**YOUR OBJECTIVE**. From the listing below, pull out all lines with "love" in them.

[Saved entries]
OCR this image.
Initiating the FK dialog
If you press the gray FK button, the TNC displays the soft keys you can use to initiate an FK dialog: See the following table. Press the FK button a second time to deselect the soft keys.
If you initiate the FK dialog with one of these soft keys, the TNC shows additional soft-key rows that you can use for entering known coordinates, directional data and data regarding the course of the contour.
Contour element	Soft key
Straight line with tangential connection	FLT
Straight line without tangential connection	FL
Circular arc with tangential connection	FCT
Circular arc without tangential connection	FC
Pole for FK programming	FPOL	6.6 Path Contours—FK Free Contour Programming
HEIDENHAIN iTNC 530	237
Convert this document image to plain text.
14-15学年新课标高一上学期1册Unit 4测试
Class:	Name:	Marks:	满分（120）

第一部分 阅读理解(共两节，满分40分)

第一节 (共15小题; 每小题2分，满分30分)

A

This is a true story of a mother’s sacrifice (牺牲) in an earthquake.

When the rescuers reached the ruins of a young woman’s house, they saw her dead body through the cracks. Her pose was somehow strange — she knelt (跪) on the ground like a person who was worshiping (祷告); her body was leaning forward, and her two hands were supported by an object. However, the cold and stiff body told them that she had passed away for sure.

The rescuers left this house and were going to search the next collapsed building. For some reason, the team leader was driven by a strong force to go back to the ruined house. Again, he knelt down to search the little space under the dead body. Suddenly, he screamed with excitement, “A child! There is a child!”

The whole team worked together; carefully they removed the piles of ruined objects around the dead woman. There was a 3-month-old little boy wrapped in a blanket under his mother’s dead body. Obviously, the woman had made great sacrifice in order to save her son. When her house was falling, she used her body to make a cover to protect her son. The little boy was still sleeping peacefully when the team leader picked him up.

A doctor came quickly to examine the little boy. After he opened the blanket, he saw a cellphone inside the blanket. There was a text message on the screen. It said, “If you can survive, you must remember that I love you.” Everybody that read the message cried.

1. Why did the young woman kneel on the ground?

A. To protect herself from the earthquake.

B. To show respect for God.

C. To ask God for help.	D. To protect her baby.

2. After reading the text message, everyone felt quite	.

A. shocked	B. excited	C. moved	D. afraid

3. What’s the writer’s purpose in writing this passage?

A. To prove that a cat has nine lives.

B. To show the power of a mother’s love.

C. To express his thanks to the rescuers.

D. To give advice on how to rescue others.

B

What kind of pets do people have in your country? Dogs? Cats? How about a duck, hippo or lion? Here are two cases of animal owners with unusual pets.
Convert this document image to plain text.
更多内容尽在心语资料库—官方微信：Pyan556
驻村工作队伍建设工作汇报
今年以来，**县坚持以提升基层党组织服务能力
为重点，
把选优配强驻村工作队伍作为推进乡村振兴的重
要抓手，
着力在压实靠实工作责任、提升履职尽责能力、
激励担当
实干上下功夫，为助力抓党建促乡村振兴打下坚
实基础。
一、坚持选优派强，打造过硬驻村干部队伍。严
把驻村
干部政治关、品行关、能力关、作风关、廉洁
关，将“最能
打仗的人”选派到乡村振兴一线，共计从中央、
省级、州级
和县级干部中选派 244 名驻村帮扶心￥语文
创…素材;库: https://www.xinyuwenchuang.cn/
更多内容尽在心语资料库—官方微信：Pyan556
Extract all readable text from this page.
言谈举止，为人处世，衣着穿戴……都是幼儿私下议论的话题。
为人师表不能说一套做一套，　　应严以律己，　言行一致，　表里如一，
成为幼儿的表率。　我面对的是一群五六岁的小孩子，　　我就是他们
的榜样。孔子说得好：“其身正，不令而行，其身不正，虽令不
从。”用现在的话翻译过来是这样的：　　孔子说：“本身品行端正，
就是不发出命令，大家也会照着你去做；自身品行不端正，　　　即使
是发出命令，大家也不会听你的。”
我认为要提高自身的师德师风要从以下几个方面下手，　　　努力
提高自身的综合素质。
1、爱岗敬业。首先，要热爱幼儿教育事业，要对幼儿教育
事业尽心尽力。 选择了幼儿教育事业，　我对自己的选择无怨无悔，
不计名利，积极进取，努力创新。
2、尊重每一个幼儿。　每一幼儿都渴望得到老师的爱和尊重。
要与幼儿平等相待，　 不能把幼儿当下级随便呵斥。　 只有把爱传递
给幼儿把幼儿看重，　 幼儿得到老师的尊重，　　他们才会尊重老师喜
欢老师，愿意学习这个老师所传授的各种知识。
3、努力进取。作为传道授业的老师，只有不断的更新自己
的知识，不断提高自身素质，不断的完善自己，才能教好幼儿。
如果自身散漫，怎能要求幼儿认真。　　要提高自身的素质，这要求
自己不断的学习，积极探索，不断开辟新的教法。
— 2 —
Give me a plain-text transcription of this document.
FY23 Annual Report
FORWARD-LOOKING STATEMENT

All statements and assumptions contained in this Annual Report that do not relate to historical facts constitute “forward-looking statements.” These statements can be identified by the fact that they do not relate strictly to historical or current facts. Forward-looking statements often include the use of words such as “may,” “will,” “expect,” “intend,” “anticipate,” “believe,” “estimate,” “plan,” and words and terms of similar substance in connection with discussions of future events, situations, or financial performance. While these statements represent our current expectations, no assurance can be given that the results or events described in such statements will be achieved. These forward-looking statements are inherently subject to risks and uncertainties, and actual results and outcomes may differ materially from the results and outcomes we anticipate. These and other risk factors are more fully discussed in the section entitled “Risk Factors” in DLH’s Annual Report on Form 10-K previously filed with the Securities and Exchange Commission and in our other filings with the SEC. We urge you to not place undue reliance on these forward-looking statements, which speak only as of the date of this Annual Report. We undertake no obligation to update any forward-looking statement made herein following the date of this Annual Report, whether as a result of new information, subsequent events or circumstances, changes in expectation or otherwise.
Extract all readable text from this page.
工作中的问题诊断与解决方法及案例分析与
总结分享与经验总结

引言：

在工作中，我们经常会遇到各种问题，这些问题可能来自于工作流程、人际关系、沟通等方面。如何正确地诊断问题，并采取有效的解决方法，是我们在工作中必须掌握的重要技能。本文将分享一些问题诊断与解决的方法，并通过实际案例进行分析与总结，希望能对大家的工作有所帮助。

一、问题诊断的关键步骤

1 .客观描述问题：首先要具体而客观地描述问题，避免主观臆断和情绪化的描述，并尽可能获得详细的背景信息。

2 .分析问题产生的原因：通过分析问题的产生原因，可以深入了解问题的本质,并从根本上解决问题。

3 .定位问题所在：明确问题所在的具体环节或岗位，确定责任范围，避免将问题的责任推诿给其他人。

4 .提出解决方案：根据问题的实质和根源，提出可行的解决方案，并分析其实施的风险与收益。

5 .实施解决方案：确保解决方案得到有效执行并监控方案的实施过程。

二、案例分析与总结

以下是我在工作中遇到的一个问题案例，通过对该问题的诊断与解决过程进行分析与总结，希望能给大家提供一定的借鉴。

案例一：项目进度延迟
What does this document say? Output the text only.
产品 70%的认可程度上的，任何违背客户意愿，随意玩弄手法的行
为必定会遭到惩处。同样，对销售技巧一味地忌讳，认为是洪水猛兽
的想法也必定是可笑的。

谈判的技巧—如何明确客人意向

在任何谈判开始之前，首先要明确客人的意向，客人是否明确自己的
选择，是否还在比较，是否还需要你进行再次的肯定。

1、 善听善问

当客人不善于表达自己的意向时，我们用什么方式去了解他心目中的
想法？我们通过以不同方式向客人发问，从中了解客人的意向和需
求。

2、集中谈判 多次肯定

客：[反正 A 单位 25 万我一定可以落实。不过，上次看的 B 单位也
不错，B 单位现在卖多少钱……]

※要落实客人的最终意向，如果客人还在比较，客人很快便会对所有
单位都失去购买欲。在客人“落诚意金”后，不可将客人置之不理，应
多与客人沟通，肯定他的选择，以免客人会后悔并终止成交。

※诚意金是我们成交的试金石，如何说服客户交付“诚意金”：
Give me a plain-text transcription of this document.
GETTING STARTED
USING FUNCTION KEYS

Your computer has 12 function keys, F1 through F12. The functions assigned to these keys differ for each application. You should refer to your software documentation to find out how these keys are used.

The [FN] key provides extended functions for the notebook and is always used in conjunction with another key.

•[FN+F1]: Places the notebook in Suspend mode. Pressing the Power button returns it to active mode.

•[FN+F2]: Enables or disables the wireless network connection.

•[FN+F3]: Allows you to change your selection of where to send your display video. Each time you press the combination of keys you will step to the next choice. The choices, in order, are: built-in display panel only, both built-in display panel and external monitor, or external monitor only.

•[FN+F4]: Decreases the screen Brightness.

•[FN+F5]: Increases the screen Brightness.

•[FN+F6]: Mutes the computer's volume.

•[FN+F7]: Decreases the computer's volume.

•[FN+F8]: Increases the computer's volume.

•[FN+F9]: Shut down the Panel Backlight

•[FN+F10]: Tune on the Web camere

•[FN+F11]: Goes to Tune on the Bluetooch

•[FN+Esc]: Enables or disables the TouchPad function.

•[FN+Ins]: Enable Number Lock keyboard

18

**RESULT FOR THIS TASK**.
A doctor came quickly to examine the little boy. After he opened the blanket, he saw a cellphone inside the blanket. There was a text message on the screen. It said, “If you can survive, you must remember that I love you.” Everybody that read the message cried.
B. To show the power of a mother’s love.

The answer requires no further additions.